▸ **STATED EXERCISE**
Return the count of lines that hold the string "vendes", with no other words.

==*==

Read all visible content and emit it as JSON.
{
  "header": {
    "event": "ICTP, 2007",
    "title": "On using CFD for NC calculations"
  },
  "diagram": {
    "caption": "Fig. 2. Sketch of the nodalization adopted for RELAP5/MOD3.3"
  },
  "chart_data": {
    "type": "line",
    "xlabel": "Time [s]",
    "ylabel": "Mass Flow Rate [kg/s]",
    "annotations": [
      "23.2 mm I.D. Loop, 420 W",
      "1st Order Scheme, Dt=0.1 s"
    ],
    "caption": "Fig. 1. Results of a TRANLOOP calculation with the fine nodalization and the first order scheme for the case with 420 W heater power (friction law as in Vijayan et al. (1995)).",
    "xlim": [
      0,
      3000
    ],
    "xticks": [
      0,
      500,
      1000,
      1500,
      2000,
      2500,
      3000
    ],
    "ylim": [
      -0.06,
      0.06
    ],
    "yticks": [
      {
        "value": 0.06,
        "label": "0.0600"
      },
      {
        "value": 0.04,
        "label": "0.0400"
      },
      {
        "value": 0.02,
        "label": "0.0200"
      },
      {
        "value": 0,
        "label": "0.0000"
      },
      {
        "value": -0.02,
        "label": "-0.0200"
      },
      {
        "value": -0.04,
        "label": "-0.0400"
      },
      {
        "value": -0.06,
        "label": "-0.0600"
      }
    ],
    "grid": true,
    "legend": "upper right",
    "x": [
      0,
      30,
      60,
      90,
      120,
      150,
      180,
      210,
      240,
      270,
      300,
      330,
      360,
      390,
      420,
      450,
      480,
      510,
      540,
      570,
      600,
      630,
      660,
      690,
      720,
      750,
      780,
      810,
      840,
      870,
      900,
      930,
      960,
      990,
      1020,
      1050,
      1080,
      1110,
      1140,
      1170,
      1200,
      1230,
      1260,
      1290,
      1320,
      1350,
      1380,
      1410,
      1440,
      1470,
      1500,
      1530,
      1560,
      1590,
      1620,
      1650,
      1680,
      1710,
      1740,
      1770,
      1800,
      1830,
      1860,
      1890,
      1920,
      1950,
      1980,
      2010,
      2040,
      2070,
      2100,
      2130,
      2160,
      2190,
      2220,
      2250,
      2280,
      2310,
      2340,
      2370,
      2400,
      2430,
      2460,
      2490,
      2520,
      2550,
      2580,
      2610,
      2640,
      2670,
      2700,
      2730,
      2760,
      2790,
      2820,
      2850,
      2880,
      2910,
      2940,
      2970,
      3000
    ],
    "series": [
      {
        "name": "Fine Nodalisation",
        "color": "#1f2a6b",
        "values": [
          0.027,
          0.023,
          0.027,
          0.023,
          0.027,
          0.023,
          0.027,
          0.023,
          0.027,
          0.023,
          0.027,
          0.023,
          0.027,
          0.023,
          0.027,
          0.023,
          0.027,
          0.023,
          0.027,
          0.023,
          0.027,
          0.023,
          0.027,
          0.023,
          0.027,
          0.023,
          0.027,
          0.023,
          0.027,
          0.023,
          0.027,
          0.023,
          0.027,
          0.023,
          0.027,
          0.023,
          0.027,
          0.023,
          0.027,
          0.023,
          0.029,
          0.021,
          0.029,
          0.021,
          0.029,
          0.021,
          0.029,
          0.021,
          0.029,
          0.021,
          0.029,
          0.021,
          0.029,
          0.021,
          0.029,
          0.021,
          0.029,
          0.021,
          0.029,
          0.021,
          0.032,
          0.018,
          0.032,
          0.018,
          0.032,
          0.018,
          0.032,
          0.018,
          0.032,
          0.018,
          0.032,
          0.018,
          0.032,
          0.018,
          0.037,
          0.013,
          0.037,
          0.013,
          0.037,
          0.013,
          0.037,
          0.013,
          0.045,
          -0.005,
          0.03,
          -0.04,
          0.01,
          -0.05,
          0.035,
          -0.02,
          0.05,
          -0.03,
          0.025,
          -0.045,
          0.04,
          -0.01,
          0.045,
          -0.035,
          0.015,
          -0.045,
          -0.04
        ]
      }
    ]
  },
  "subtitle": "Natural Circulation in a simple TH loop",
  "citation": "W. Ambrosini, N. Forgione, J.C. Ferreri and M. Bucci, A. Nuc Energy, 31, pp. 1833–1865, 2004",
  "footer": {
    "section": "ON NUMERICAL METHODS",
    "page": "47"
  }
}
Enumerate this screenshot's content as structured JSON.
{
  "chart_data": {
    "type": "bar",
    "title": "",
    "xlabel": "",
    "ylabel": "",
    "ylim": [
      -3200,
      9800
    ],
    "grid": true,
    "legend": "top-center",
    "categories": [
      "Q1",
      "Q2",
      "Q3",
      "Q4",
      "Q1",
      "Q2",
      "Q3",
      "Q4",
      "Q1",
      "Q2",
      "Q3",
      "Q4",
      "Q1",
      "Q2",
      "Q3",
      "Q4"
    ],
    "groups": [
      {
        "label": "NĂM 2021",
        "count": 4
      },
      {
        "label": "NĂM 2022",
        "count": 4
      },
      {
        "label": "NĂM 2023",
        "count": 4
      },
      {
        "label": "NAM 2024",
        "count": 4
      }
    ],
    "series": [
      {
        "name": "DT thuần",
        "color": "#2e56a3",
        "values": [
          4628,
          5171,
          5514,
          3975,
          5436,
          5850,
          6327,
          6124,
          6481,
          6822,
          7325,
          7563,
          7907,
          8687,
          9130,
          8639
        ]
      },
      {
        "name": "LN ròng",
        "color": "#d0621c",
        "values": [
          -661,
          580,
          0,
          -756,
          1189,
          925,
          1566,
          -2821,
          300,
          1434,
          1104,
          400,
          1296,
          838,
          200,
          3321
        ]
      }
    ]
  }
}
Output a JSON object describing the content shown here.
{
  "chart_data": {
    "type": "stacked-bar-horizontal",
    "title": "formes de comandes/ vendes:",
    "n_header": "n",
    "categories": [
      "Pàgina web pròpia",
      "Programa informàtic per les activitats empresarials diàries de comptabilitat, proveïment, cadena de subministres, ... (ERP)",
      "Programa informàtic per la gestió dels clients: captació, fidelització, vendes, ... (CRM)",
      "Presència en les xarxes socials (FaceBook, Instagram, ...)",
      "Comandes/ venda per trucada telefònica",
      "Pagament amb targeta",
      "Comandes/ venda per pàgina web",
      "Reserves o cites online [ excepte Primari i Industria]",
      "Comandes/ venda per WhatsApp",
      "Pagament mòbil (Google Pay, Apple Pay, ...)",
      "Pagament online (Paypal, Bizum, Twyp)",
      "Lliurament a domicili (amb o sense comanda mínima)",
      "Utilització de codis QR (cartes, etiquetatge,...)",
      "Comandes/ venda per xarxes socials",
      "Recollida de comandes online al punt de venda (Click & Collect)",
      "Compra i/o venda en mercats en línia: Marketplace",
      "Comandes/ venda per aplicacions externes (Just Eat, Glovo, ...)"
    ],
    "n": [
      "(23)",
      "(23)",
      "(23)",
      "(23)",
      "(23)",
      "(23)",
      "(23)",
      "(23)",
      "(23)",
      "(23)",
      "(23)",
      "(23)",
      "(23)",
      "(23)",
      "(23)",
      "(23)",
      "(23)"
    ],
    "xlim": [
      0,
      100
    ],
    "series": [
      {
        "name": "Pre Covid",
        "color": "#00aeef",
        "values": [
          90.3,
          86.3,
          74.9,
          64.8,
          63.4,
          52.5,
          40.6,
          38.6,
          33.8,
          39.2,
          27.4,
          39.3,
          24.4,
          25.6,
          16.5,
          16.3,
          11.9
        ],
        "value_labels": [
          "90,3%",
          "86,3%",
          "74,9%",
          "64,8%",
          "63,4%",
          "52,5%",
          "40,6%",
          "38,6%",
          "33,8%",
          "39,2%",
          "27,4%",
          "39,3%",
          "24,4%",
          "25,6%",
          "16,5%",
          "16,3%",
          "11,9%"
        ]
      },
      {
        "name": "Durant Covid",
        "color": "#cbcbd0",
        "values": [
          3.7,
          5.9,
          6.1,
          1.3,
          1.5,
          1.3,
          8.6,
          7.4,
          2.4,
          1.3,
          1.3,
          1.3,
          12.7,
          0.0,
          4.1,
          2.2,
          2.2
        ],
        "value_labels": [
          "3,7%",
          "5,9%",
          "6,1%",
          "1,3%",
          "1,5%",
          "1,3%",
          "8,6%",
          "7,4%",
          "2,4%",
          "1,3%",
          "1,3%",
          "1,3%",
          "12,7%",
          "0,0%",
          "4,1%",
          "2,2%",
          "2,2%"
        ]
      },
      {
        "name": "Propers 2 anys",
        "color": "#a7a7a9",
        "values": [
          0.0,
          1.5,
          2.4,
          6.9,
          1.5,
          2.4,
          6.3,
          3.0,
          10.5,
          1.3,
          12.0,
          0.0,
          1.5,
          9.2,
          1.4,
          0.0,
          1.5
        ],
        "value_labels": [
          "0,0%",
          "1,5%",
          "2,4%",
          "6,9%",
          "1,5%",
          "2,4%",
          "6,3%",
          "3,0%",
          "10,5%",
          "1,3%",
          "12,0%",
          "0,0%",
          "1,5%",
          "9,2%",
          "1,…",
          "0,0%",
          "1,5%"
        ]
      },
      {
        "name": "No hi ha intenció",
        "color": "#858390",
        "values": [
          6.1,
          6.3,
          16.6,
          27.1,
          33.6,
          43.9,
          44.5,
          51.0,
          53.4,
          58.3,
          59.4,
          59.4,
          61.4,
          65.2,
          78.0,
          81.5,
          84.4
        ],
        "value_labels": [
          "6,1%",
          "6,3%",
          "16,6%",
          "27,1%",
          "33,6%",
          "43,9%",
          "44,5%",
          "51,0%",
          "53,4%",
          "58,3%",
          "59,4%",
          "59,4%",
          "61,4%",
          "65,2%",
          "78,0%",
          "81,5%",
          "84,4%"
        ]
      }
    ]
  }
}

==*==

▸ **ANSWER TO THE PROBLEM**
2